Every record below should be printed exactly as given.

--- Start of RAW RECORDS ---

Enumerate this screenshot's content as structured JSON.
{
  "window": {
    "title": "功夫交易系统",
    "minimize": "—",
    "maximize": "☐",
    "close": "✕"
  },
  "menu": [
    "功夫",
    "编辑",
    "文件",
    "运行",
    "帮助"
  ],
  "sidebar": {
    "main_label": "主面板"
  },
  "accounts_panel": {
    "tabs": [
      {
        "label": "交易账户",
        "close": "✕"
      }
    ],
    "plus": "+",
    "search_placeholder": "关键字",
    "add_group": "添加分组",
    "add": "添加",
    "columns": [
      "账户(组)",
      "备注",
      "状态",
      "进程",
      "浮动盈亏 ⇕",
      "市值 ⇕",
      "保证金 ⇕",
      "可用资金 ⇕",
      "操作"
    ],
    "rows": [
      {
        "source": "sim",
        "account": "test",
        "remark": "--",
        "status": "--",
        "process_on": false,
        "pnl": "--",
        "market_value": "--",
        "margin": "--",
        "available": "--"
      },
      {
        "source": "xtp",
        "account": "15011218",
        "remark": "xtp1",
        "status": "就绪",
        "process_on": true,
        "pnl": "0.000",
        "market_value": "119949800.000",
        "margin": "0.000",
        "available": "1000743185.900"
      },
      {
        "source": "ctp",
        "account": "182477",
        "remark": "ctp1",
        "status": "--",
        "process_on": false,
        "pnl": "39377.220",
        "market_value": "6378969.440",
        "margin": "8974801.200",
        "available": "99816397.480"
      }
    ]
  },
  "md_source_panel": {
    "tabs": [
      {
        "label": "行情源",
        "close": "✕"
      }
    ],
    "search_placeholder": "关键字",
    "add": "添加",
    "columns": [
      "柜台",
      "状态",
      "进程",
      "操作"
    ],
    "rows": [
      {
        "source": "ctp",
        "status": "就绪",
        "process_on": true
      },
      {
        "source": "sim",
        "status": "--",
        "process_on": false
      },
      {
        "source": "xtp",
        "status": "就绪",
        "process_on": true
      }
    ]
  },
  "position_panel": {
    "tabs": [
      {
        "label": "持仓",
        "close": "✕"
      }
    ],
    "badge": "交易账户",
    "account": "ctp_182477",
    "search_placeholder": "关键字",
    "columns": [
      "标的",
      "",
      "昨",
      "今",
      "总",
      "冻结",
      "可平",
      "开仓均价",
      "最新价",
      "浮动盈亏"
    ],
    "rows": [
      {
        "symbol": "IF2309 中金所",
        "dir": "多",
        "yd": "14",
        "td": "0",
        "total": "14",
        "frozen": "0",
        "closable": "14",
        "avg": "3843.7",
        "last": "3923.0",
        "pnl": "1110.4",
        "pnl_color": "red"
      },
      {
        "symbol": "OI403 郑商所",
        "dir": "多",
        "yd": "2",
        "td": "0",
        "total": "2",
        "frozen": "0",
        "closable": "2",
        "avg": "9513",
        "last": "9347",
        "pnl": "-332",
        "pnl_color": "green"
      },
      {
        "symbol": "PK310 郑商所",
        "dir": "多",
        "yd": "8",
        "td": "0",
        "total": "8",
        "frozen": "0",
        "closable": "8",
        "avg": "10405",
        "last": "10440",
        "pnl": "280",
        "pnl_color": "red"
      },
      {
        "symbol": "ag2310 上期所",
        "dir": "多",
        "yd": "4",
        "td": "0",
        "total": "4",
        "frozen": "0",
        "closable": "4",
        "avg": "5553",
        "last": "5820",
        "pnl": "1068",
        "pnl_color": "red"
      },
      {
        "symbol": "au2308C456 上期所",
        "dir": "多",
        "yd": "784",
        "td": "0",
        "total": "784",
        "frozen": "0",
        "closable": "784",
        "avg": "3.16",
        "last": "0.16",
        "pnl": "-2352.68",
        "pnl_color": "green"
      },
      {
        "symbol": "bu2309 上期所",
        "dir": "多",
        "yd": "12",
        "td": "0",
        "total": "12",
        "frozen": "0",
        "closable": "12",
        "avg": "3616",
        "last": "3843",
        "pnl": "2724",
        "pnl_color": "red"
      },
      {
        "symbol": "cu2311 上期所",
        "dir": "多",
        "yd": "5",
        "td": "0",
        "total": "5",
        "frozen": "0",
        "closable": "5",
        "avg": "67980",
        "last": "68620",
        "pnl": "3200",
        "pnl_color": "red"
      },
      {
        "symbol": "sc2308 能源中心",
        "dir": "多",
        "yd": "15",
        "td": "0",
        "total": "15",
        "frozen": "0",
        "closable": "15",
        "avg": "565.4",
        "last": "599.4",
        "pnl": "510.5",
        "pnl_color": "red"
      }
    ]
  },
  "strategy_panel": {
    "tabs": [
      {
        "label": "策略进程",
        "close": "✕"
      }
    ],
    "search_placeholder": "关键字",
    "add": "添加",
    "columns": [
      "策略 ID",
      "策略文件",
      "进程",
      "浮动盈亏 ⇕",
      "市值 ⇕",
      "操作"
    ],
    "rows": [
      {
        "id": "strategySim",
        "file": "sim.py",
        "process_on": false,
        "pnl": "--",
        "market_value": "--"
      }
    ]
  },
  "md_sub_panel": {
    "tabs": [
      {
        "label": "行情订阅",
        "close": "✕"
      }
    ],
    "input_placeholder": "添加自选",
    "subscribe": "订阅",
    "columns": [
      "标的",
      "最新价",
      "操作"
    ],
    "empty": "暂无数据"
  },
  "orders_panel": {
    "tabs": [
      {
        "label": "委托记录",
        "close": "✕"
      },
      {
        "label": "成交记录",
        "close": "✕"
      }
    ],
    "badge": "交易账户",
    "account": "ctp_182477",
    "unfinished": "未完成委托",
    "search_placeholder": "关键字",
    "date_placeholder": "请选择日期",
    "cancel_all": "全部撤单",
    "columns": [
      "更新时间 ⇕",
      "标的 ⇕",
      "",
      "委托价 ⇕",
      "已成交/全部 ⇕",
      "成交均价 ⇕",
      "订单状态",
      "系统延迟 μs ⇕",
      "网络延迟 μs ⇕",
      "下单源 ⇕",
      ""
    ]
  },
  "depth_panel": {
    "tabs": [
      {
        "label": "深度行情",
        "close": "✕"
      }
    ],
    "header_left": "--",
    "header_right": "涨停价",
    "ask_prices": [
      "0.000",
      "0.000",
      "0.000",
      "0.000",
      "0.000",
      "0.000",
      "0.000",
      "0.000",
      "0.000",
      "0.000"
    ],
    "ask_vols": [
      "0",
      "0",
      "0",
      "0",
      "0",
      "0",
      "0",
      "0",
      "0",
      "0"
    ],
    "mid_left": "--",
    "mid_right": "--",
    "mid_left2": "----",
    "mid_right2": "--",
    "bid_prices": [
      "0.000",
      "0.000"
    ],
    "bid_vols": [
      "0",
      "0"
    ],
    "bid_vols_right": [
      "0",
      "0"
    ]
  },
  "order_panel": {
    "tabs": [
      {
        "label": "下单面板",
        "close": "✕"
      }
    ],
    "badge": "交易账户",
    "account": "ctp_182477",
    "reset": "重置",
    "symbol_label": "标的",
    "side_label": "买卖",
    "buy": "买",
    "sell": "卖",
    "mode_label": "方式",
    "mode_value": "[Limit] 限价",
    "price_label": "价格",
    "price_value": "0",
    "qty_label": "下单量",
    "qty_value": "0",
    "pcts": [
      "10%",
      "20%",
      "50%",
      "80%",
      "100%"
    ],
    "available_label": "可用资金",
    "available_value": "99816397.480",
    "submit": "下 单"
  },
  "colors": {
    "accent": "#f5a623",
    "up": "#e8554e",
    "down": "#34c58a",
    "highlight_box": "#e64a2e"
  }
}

--- End of RAW RECORDS ---

• RESPONSE BELOW
Enumerate this screenshot's content as structured JSON.
{
  "window": {
    "title": "功夫交易系统",
    "minimize": "—",
    "maximize": "☐",
    "close": "✕"
  },
  "menu": [
    "功夫",
    "编辑",
    "文件",
    "运行",
    "帮助"
  ],
  "sidebar": {
    "main_label": "主面板"
  },
  "accounts_panel": {
    "tabs": [
      {
        "label": "交易账户",
        "close": "✕"
      }
    ],
    "plus": "+",
    "search_placeholder": "关键字",
    "add_group": "添加分组",
    "add": "添加",
    "columns": [
      "账户(组)",
      "备注",
      "状态",
      "进程",
      "浮动盈亏 ⇕",
      "市值 ⇕",
      "保证金 ⇕",
      "可用资金 ⇕",
      "操作"
    ],
    "rows": [
      {
        "source": "sim",
        "account": "test",
        "remark": "--",
        "status": "--",
        "process_on": false,
        "pnl": "--",
        "market_value": "--",
        "margin": "--",
        "available": "--"
      },
      {
        "source": "xtp",
        "account": "15011218",
        "remark": "xtp1",
        "status": "就绪",
        "process_on": true,
        "pnl": "0.000",
        "market_value": "119949800.000",
        "margin": "0.000",
        "available": "1000743185.900"
      },
      {
        "source": "ctp",
        "account": "182477",
        "remark": "ctp1",
        "status": "--",
        "process_on": false,
        "pnl": "39377.220",
        "market_value": "6378969.440",
        "margin": "8974801.200",
        "available": "99816397.480"
      }
    ]
  },
  "md_source_panel": {
    "tabs": [
      {
        "label": "行情源",
        "close": "✕"
      }
    ],
    "search_placeholder": "关键字",
    "add": "添加",
    "columns": [
      "柜台",
      "状态",
      "进程",
      "操作"
    ],
    "rows": [
      {
        "source": "ctp",
        "status": "就绪",
        "process_on": true
      },
      {
        "source": "sim",
        "status": "--",
        "process_on": false
      },
      {
        "source": "xtp",
        "status": "就绪",
        "process_on": true
      }
    ]
  },
  "position_panel": {
    "tabs": [
      {
        "label": "持仓",
        "close": "✕"
      }
    ],
    "badge": "交易账户",
    "account": "ctp_182477",
    "search_placeholder": "关键字",
    "columns": [
      "标的",
      "",
      "昨",
      "今",
      "总",
      "冻结",
      "可平",
      "开仓均价",
      "最新价",
      "浮动盈亏"
    ],
    "rows": [
      {
        "symbol": "IF2309 中金所",
        "dir": "多",
        "yd": "14",
        "td": "0",
        "total": "14",
        "frozen": "0",
        "closable": "14",
        "avg": "3843.7",
        "last": "3923.0",
        "pnl": "1110.4",
        "pnl_color": "red"
      },
      {
        "symbol": "OI403 郑商所",
        "dir": "多",
        "yd": "2",
        "td": "0",
        "total": "2",
        "frozen": "0",
        "closable": "2",
        "avg": "9513",
        "last": "9347",
        "pnl": "-332",
        "pnl_color": "green"
      },
      {
        "symbol": "PK310 郑商所",
        "dir": "多",
        "yd": "8",
        "td": "0",
        "total": "8",
        "frozen": "0",
        "closable": "8",
        "avg": "10405",
        "last": "10440",
        "pnl": "280",
        "pnl_color": "red"
      },
      {
        "symbol": "ag2310 上期所",
        "dir": "多",
        "yd": "4",
        "td": "0",
        "total": "4",
        "frozen": "0",
        "closable": "4",
        "avg": "5553",
        "last": "5820",
        "pnl": "1068",
        "pnl_color": "red"
      },
      {
        "symbol": "au2308C456 上期所",
        "dir": "多",
        "yd": "784",
        "td": "0",
        "total": "784",
        "frozen": "0",
        "closable": "784",
        "avg": "3.16",
        "last": "0.16",
        "pnl": "-2352.68",
        "pnl_color": "green"
      },
      {
        "symbol": "bu2309 上期所",
        "dir": "多",
        "yd": "12",
        "td": "0",
        "total": "12",
        "frozen": "0",
        "closable": "12",
        "avg": "3616",
        "last": "3843",
        "pnl": "2724",
        "pnl_color": "red"
      },
      {
        "symbol": "cu2311 上期所",
        "dir": "多",
        "yd": "5",
        "td": "0",
        "total": "5",
        "frozen": "0",
        "closable": "5",
        "avg": "67980",
        "last": "68620",
        "pnl": "3200",
        "pnl_color": "red"
      },
      {
        "symbol": "sc2308 能源中心",
        "dir": "多",
        "yd": "15",
        "td": "0",
        "total": "15",
        "frozen": "0",
        "closable": "15",
        "avg": "565.4",
        "last": "599.4",
        "pnl": "510.5",
        "pnl_color": "red"
      }
    ]
  },
  "strategy_panel": {
    "tabs": [
      {
        "label": "策略进程",
        "close": "✕"
      }
    ],
    "search_placeholder": "关键字",
    "add": "添加",
    "columns": [
      "策略 ID",
      "策略文件",
      "进程",
      "浮动盈亏 ⇕",
      "市值 ⇕",
      "操作"
    ],
    "rows": [
      {
        "id": "strategySim",
        "file": "sim.py",
        "process_on": false,
        "pnl": "--",
        "market_value": "--"
      }
    ]
  },
  "md_sub_panel": {
    "tabs": [
      {
        "label": "行情订阅",
        "close": "✕"
      }
    ],
    "input_placeholder": "添加自选",
    "subscribe": "订阅",
    "columns": [
      "标的",
      "最新价",
      "操作"
    ],
    "empty": "暂无数据"
  },
  "orders_panel": {
    "tabs": [
      {
        "label": "委托记录",
        "close": "✕"
      },
      {
        "label": "成交记录",
        "close": "✕"
      }
    ],
    "badge": "交易账户",
    "account": "ctp_182477",
    "unfinished": "未完成委托",
    "search_placeholder": "关键字",
    "date_placeholder": "请选择日期",
    "cancel_all": "全部撤单",
    "columns": [
      "更新时间 ⇕",
      "标的 ⇕",
      "",
      "委托价 ⇕",
      "已成交/全部 ⇕",
      "成交均价 ⇕",
      "订单状态",
      "系统延迟 μs ⇕",
      "网络延迟 μs ⇕",
      "下单源 ⇕",
      ""
    ]
  },
  "depth_panel": {
    "tabs": [
      {
        "label": "深度行情",
        "close": "✕"
      }
    ],
    "header_left": "--",
    "header_right": "涨停价",
    "ask_prices": [
      "0.000",
      "0.000",
      "0.000",
      "0.000",
      "0.000",
      "0.000",
      "0.000",
      "0.000",
      "0.000",
      "0.000"
    ],
    "ask_vols": [
      "0",
      "0",
      "0",
      "0",
      "0",
      "0",
      "0",
      "0",
      "0",
      "0"
    ],
    "mid_left": "--",
    "mid_right": "--",
    "mid_left2": "----",
    "mid_right2": "--",
    "bid_prices": [
      "0.000",
      "0.000"
    ],
    "bid_vols": [
      "0",
      "0"
    ],
    "bid_vols_right": [
      "0",
      "0"
    ]
  },
  "order_panel": {
    "tabs": [
      {
        "label": "下单面板",
        "close": "✕"
      }
    ],
    "badge": "交易账户",
    "account": "ctp_182477",
    "reset": "重置",
    "symbol_label": "标的",
    "side_label": "买卖",
    "buy": "买",
    "sell": "卖",
    "mode_label": "方式",
    "mode_value": "[Limit] 限价",
    "price_label": "价格",
    "price_value": "0",
    "qty_label": "下单量",
    "qty_value": "0",
    "pcts": [
      "10%",
      "20%",
      "50%",
      "80%",
      "100%"
    ],
    "available_label": "可用资金",
    "available_value": "99816397.480",
    "submit": "下 单"
  },
  "colors": {
    "accent": "#f5a623",
    "up": "#e8554e",
    "down": "#34c58a",
    "highlight_box": "#e64a2e"
  }
}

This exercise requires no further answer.